#### Problem to solve
Every line below that contains "колекції" is to be copied.

#### Data lines
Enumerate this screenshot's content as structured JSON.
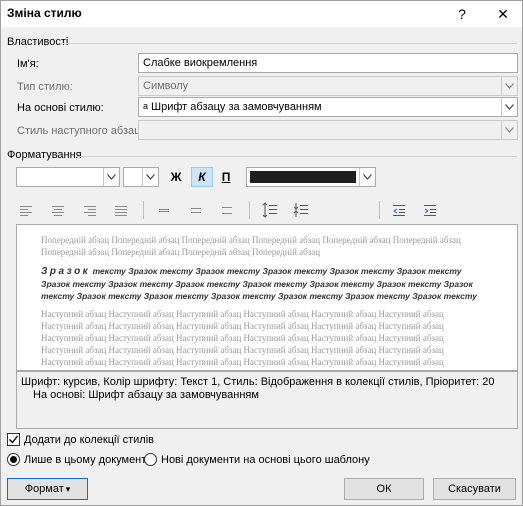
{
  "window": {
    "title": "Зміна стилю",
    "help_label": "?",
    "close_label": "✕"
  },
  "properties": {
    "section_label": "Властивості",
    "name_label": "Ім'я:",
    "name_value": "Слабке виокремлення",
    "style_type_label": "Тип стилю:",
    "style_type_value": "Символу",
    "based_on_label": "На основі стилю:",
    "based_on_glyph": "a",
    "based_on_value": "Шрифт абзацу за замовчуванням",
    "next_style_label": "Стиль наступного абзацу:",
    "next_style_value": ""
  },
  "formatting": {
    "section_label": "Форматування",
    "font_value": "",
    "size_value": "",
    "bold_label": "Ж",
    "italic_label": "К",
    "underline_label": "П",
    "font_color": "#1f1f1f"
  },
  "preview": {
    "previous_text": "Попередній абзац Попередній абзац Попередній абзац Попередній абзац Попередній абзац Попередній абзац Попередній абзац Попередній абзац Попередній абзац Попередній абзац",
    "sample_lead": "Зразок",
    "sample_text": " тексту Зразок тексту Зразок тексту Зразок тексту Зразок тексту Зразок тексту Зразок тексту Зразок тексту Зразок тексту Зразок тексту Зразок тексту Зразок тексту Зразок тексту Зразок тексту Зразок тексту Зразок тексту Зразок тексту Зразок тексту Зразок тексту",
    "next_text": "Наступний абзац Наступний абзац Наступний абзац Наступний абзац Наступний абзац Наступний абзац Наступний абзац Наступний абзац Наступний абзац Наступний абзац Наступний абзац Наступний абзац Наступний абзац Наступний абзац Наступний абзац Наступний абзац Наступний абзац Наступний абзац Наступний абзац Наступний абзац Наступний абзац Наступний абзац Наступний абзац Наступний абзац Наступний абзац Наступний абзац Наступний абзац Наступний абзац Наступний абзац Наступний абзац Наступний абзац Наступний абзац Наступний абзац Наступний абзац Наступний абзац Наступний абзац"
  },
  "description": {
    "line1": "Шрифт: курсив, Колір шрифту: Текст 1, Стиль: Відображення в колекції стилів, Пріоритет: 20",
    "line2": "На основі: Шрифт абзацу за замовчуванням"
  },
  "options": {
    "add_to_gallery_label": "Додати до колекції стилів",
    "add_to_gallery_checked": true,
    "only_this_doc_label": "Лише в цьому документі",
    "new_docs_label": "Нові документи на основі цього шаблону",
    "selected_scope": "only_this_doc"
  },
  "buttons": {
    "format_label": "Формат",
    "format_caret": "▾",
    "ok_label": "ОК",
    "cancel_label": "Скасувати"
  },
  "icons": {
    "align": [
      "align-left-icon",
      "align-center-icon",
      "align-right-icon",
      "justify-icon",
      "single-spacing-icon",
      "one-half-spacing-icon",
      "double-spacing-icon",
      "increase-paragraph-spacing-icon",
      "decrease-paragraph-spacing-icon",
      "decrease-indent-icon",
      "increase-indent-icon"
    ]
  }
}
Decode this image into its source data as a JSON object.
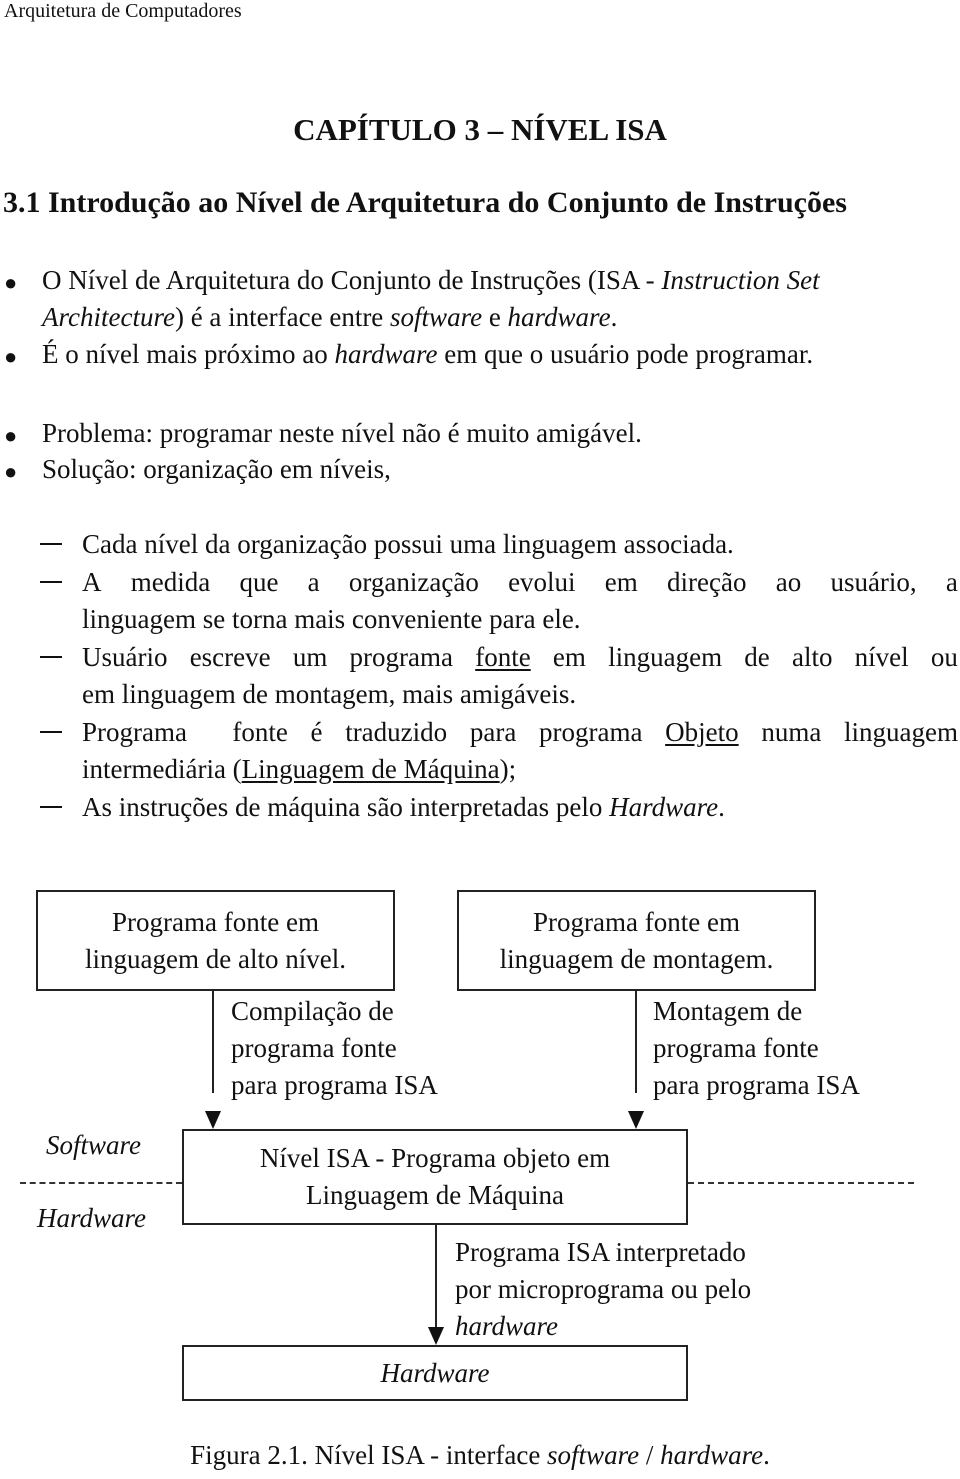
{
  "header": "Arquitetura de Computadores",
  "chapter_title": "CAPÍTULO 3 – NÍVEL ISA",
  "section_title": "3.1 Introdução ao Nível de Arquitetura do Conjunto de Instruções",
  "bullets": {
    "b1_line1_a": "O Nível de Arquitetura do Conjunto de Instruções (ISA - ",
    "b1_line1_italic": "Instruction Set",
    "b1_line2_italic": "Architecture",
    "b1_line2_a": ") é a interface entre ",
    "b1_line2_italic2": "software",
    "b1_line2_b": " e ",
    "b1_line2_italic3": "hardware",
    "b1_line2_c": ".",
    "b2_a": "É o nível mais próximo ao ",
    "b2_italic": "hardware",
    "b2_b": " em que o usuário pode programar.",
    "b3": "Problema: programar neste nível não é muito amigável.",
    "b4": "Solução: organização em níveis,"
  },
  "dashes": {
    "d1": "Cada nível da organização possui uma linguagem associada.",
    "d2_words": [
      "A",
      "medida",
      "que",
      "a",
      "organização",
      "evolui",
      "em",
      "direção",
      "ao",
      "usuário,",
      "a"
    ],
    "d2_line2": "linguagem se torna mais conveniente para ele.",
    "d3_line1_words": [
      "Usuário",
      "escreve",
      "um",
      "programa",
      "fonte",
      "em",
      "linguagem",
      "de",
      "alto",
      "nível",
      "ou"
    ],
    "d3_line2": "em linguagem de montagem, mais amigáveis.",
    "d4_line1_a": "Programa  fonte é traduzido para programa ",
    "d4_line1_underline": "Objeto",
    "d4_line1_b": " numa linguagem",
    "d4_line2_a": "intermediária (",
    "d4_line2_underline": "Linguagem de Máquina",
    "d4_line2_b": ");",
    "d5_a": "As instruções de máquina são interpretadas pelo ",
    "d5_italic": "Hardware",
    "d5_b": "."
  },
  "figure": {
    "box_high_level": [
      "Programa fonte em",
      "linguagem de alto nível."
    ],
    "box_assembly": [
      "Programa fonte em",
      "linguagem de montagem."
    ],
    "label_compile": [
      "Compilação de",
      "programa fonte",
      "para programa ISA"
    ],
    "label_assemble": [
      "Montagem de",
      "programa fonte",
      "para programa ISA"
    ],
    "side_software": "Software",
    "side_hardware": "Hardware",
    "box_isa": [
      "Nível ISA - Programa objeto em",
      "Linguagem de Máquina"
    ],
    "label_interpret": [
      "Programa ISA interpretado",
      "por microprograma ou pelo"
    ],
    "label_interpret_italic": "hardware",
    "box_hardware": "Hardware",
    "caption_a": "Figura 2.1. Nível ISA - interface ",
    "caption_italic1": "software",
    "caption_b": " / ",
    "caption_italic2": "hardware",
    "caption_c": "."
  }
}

--

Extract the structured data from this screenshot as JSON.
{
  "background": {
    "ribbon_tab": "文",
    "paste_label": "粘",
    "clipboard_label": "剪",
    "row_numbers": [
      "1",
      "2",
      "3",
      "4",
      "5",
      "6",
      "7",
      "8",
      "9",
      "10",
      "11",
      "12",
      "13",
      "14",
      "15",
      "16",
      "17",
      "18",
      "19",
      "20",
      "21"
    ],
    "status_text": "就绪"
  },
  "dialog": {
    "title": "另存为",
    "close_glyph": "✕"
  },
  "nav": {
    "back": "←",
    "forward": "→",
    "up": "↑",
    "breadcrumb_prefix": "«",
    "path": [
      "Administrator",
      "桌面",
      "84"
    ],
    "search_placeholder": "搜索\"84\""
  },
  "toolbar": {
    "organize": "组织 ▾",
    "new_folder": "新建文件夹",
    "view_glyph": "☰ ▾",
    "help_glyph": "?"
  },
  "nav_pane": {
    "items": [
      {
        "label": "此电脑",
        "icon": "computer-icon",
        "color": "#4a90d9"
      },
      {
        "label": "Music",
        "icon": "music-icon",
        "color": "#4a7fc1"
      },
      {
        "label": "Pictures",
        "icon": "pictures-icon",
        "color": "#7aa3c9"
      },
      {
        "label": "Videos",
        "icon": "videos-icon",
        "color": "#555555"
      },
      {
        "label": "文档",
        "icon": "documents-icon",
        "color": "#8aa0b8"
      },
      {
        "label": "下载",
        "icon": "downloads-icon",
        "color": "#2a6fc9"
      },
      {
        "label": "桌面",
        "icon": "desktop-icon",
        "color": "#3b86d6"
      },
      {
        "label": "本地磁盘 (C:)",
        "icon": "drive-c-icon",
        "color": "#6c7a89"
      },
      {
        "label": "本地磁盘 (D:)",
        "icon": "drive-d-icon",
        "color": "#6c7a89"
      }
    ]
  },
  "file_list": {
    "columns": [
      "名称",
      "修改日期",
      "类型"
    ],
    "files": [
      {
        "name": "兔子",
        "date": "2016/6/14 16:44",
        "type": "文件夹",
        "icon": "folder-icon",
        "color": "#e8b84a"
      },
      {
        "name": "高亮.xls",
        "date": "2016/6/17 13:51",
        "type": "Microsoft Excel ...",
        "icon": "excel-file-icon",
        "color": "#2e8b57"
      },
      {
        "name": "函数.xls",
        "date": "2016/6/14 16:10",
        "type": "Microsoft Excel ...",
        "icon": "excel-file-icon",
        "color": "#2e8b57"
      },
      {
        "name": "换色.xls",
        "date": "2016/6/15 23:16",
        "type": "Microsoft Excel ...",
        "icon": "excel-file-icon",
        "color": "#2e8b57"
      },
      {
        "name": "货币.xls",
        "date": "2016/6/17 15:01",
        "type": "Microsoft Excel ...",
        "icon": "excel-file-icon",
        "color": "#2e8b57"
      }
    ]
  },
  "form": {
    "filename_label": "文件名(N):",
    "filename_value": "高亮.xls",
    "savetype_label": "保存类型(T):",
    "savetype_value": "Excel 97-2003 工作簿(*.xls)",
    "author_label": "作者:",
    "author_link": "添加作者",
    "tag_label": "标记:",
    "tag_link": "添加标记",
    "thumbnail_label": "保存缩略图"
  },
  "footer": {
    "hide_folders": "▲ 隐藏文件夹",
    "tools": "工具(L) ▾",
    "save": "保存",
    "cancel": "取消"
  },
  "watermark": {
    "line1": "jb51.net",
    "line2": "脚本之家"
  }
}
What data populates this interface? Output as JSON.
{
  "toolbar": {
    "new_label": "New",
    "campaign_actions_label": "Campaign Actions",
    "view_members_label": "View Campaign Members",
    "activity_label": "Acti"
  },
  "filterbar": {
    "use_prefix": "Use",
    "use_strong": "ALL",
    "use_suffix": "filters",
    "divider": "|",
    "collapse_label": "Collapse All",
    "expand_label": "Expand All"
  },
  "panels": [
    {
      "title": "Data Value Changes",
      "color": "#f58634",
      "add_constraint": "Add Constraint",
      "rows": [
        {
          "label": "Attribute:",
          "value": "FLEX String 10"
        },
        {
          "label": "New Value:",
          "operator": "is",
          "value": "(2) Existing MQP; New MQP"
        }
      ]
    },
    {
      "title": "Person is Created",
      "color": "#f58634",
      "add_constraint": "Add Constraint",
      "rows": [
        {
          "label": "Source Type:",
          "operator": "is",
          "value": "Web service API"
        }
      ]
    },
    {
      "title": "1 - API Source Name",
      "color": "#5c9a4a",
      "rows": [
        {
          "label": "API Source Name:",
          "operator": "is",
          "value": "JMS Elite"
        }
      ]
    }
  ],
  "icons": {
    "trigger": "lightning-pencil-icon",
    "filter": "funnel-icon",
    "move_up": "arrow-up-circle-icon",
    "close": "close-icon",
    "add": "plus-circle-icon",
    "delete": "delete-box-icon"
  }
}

#### Answer for the task
    "line1": "Шрифт: курсив, Колір шрифту: Текст 1, Стиль: Відображення в колекції стилів, Пріоритет: 20",
    "add_to_gallery_label": "Додати до колекції стилів",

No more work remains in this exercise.